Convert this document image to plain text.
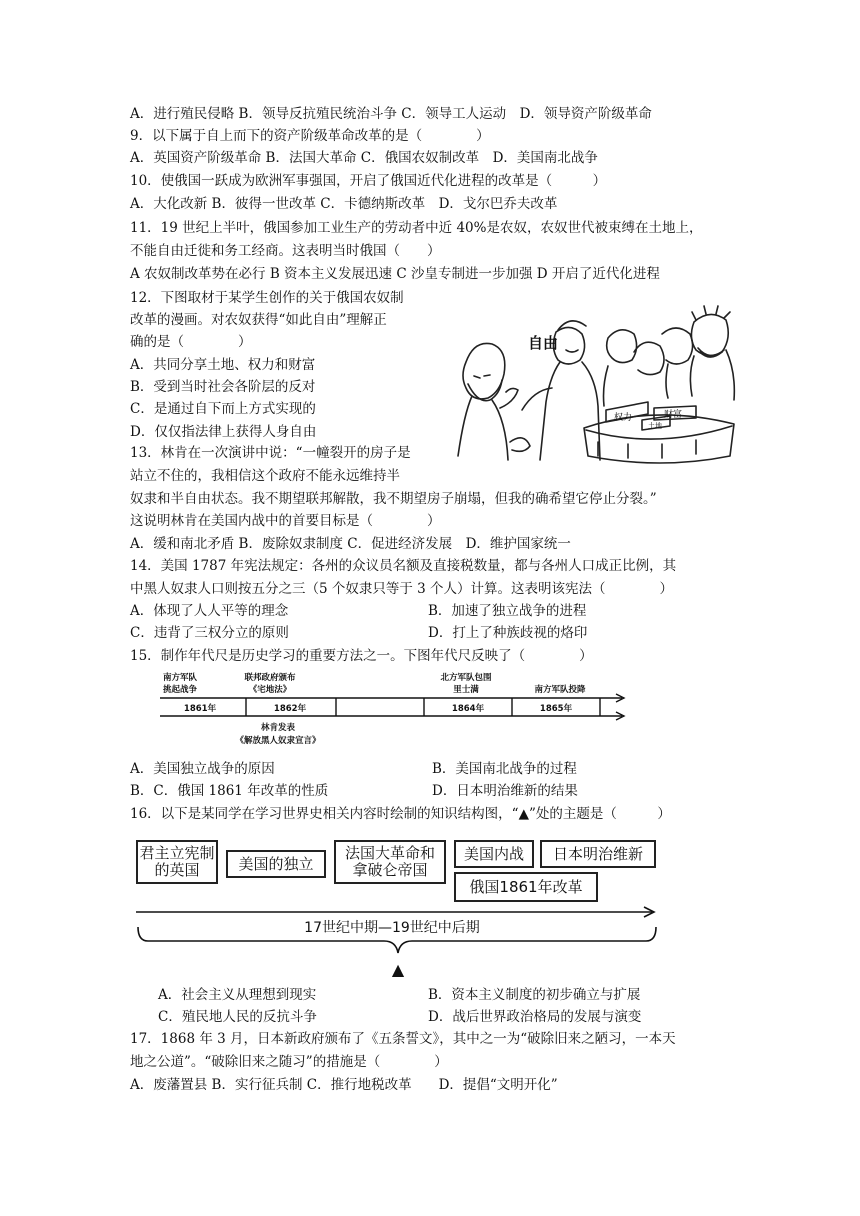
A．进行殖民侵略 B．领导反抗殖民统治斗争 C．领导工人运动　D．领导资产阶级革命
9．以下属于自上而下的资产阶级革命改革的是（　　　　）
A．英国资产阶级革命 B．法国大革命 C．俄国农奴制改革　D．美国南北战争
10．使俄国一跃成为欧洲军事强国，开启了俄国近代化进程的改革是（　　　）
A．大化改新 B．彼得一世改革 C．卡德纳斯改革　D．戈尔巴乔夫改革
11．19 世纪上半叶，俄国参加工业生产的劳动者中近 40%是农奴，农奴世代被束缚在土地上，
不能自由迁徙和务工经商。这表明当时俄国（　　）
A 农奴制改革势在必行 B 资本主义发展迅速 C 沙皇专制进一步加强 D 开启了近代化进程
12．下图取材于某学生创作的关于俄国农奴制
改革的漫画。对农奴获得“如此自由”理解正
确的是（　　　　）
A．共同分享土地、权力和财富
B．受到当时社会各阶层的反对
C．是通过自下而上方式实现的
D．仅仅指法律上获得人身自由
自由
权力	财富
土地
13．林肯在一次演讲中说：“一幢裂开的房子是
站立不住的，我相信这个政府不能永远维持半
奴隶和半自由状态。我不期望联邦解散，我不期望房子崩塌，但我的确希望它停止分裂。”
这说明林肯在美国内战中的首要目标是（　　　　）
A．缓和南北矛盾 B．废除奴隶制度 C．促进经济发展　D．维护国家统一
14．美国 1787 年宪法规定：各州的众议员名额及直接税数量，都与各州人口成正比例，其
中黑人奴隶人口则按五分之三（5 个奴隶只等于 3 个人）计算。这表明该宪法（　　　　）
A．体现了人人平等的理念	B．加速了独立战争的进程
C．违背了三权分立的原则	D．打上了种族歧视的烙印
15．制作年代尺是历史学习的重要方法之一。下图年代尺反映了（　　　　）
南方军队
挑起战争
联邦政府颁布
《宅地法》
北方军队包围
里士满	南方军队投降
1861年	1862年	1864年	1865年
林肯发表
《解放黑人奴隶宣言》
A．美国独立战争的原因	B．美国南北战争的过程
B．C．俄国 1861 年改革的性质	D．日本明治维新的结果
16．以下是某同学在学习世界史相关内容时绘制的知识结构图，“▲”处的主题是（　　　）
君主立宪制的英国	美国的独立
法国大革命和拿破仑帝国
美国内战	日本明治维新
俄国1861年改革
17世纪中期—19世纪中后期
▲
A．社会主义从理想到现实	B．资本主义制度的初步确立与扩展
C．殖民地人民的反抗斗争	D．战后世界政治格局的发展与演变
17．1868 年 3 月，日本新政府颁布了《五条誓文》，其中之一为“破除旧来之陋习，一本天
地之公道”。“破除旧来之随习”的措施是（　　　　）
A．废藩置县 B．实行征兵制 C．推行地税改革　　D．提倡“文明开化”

--

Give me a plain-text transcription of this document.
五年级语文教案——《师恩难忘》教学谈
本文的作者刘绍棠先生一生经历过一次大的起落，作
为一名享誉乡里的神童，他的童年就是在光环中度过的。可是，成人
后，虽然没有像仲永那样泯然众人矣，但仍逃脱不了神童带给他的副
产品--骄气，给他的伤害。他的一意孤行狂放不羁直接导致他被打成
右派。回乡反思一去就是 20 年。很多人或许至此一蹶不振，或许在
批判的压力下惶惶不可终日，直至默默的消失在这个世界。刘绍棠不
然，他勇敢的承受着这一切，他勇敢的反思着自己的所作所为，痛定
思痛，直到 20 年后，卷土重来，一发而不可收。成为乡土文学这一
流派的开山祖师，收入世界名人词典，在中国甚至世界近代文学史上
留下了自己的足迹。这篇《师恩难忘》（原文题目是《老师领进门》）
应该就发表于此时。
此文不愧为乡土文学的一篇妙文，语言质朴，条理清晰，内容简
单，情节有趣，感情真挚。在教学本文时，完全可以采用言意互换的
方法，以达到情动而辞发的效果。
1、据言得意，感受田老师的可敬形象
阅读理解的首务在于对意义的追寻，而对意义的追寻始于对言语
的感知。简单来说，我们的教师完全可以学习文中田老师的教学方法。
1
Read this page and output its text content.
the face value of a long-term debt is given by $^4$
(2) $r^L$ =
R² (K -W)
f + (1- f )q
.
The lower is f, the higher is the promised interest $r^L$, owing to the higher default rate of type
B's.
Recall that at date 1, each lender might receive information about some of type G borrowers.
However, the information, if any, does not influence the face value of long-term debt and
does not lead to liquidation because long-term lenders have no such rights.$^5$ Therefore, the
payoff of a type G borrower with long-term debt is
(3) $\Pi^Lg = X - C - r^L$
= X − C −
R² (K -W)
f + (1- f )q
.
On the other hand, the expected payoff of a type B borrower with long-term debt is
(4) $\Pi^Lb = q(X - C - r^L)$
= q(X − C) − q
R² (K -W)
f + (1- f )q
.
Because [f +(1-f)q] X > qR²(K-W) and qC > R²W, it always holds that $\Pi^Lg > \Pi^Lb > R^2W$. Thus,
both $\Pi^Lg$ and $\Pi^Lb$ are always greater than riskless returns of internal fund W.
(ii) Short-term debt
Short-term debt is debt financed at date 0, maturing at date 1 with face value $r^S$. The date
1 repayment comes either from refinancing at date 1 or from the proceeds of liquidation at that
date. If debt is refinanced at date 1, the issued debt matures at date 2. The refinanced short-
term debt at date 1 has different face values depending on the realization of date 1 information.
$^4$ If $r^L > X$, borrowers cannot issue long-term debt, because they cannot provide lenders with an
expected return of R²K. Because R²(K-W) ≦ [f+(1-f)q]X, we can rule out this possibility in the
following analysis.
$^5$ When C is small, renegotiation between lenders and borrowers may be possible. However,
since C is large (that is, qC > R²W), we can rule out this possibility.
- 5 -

● EXERCISE AIM
Extract each line from the entries above that contains the string "face".

● TASK OUTPUT
the face value of a long-term debt is given by $^4$
However, the information, if any, does not influence the face value of long-term debt and
Short-term debt is debt financed at date 0, maturing at date 1 with face value $r^S$. The date
term debt at date 1 has different face values depending on the realization of date 1 information.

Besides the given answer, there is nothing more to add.